## Do this
Look through the records below and collect all lines that hold the string "White".

Start Stored rows

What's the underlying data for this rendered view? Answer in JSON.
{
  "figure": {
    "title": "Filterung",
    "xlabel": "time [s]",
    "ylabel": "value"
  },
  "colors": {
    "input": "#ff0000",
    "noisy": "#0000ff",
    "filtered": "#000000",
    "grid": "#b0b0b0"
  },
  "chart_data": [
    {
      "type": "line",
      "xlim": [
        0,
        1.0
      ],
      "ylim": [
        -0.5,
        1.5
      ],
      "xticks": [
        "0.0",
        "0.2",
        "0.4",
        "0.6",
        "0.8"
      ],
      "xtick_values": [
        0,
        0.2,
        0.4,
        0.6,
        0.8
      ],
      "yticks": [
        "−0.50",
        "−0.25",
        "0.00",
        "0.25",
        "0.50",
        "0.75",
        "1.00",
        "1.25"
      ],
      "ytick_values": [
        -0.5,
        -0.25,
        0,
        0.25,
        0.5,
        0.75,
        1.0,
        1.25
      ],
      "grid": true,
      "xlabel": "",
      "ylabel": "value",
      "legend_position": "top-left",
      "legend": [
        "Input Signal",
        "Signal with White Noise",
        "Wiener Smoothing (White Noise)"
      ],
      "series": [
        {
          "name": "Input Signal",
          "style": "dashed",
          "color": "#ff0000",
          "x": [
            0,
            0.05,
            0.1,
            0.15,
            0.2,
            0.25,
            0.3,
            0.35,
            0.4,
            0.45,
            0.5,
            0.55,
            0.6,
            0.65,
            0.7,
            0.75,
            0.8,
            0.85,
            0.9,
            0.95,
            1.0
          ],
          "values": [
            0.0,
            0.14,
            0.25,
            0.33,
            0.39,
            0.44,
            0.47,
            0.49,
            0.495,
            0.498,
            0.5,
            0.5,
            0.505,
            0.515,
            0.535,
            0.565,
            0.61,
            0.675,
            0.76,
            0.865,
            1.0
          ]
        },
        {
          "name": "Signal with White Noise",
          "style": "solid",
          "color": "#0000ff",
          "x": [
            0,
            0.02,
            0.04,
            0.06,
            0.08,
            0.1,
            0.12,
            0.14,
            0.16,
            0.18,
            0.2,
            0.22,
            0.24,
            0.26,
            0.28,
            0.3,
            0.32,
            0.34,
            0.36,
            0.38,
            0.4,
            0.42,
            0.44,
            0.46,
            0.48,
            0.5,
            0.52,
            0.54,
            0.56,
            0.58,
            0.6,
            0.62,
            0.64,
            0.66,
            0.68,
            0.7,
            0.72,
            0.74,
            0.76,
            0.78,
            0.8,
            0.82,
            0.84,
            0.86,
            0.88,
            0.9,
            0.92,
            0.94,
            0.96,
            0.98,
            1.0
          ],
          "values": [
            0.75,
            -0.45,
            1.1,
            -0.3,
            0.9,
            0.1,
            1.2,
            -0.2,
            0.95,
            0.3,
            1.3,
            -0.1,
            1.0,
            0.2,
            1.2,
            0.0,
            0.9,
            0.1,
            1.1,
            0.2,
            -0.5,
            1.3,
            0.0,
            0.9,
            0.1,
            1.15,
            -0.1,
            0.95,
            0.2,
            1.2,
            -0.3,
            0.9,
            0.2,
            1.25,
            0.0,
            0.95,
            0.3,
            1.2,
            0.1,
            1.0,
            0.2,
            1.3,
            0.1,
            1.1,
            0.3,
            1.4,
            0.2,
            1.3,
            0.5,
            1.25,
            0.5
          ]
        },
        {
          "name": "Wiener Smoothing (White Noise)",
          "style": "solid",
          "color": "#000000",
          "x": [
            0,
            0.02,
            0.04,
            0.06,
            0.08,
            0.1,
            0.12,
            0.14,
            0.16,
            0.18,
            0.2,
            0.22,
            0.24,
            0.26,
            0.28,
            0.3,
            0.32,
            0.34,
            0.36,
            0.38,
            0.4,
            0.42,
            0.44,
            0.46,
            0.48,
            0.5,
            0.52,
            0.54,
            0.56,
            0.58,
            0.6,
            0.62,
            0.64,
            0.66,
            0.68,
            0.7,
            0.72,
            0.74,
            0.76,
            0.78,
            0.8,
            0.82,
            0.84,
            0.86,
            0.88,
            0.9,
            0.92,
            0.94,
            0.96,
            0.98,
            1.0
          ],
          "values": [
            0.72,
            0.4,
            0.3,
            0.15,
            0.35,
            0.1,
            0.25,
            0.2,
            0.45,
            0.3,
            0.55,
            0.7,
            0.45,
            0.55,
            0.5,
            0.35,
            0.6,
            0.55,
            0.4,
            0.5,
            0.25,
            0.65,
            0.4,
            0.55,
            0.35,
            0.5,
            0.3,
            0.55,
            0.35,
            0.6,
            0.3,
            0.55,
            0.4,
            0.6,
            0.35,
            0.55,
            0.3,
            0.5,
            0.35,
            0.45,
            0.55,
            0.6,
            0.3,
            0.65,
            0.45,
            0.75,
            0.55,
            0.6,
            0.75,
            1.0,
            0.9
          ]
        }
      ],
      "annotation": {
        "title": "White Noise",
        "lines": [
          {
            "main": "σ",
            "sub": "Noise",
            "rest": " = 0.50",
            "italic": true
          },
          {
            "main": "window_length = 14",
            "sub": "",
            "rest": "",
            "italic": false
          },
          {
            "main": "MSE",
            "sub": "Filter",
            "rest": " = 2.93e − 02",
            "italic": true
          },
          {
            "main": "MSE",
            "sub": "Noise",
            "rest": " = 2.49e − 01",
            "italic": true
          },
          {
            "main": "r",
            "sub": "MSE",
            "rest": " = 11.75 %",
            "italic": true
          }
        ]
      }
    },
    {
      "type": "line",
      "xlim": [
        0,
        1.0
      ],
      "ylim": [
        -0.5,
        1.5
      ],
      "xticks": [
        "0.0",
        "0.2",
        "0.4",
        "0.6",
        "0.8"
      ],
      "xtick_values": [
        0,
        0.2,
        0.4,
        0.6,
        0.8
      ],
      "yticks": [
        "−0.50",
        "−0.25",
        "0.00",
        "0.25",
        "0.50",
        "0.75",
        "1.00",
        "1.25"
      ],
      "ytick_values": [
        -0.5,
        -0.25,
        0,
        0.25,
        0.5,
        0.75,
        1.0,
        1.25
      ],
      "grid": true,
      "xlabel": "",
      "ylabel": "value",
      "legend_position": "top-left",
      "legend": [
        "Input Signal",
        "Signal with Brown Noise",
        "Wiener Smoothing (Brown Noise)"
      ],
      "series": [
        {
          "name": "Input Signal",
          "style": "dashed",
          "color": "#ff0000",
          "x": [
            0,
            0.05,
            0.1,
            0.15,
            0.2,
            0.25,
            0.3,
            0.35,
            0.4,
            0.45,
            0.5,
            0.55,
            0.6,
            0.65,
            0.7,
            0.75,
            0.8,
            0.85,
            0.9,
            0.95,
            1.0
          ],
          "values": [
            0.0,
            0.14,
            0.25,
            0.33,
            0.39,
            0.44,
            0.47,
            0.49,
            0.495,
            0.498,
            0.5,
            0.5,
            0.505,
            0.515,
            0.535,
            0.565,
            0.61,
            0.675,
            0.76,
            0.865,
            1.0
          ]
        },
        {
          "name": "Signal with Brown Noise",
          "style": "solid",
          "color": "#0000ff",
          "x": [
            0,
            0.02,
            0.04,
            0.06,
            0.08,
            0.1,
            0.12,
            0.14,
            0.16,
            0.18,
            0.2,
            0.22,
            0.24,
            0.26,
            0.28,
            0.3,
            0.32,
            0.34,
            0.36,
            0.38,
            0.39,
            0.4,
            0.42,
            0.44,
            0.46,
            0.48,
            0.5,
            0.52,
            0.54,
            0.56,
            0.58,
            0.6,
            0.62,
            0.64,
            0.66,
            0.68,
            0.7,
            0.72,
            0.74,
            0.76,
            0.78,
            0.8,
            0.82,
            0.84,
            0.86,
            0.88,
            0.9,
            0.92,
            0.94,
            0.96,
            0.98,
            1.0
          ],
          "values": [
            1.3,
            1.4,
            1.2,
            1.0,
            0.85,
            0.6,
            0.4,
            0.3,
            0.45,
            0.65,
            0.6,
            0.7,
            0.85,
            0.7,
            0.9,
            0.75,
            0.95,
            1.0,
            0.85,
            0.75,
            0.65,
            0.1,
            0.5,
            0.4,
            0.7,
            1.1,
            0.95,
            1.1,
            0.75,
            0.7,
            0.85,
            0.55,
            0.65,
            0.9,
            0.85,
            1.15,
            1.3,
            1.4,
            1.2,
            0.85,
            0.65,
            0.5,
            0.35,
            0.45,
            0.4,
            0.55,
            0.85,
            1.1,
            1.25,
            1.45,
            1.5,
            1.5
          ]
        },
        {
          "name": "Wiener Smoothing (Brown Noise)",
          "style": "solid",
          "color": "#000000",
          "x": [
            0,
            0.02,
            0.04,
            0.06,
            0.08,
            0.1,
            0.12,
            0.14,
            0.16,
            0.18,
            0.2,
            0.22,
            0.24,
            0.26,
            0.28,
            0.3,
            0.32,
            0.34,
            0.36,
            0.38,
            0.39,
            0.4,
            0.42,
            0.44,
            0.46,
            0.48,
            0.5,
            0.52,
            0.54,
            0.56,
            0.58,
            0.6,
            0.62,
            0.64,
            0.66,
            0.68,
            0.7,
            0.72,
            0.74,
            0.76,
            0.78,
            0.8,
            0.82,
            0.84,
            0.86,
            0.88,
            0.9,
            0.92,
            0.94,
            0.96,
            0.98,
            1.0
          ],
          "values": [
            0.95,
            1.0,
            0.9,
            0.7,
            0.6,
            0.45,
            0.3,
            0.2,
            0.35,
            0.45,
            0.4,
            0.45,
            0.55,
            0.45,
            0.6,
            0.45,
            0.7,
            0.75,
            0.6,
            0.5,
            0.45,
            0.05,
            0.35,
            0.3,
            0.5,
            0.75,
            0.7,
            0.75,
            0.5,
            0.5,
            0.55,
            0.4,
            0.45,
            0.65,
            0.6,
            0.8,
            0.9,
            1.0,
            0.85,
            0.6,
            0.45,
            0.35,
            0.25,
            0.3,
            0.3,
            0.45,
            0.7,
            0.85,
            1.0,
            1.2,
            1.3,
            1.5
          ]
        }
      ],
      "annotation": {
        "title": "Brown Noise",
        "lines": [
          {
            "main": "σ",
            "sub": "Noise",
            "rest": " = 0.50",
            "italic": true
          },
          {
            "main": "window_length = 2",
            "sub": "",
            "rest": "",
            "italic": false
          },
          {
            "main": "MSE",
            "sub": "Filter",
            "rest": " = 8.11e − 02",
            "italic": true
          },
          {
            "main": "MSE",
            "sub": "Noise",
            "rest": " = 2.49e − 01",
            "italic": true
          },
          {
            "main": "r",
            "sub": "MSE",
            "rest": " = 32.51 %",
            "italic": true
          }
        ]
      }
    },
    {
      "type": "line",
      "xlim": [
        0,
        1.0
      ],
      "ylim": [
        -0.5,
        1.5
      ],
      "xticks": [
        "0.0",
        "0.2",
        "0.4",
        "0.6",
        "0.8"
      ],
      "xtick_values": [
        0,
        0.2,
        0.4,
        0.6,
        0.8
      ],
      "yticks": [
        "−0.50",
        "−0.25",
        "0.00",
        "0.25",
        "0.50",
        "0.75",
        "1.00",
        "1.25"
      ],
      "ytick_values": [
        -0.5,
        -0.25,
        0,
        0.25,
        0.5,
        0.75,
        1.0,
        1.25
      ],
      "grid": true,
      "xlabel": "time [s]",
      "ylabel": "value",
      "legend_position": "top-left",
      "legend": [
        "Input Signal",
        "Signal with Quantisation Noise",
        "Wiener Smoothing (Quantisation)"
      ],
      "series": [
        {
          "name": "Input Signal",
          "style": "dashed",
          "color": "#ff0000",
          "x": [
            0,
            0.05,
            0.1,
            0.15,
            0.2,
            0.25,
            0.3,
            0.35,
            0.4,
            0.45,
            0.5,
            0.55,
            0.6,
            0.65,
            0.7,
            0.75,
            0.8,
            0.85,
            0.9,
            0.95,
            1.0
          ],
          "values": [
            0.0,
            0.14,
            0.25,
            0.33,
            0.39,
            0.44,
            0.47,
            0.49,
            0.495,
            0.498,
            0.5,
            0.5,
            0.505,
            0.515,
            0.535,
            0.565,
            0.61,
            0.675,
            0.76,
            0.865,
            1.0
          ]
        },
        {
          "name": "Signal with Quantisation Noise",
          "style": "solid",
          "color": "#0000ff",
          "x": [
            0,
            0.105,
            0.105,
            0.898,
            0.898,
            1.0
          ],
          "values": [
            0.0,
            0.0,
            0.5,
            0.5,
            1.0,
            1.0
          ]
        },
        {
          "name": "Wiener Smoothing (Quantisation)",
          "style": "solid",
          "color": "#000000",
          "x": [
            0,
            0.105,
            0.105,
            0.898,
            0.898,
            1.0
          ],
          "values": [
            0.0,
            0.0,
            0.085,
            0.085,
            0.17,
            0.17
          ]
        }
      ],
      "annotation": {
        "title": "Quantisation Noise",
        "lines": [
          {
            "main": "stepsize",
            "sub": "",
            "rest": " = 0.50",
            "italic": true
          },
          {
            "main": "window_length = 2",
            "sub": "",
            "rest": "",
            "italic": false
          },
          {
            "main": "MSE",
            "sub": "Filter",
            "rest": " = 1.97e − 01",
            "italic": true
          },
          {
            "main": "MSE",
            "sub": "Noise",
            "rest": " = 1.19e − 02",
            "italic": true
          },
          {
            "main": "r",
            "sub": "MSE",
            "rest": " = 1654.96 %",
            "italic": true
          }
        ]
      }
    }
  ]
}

End Stored rows

## Solution for this exercise
        "Signal with White Noise",
        "Wiener Smoothing (White Noise)"
          "name": "Signal with White Noise",
          "name": "Wiener Smoothing (White Noise)",
        "title": "White Noise",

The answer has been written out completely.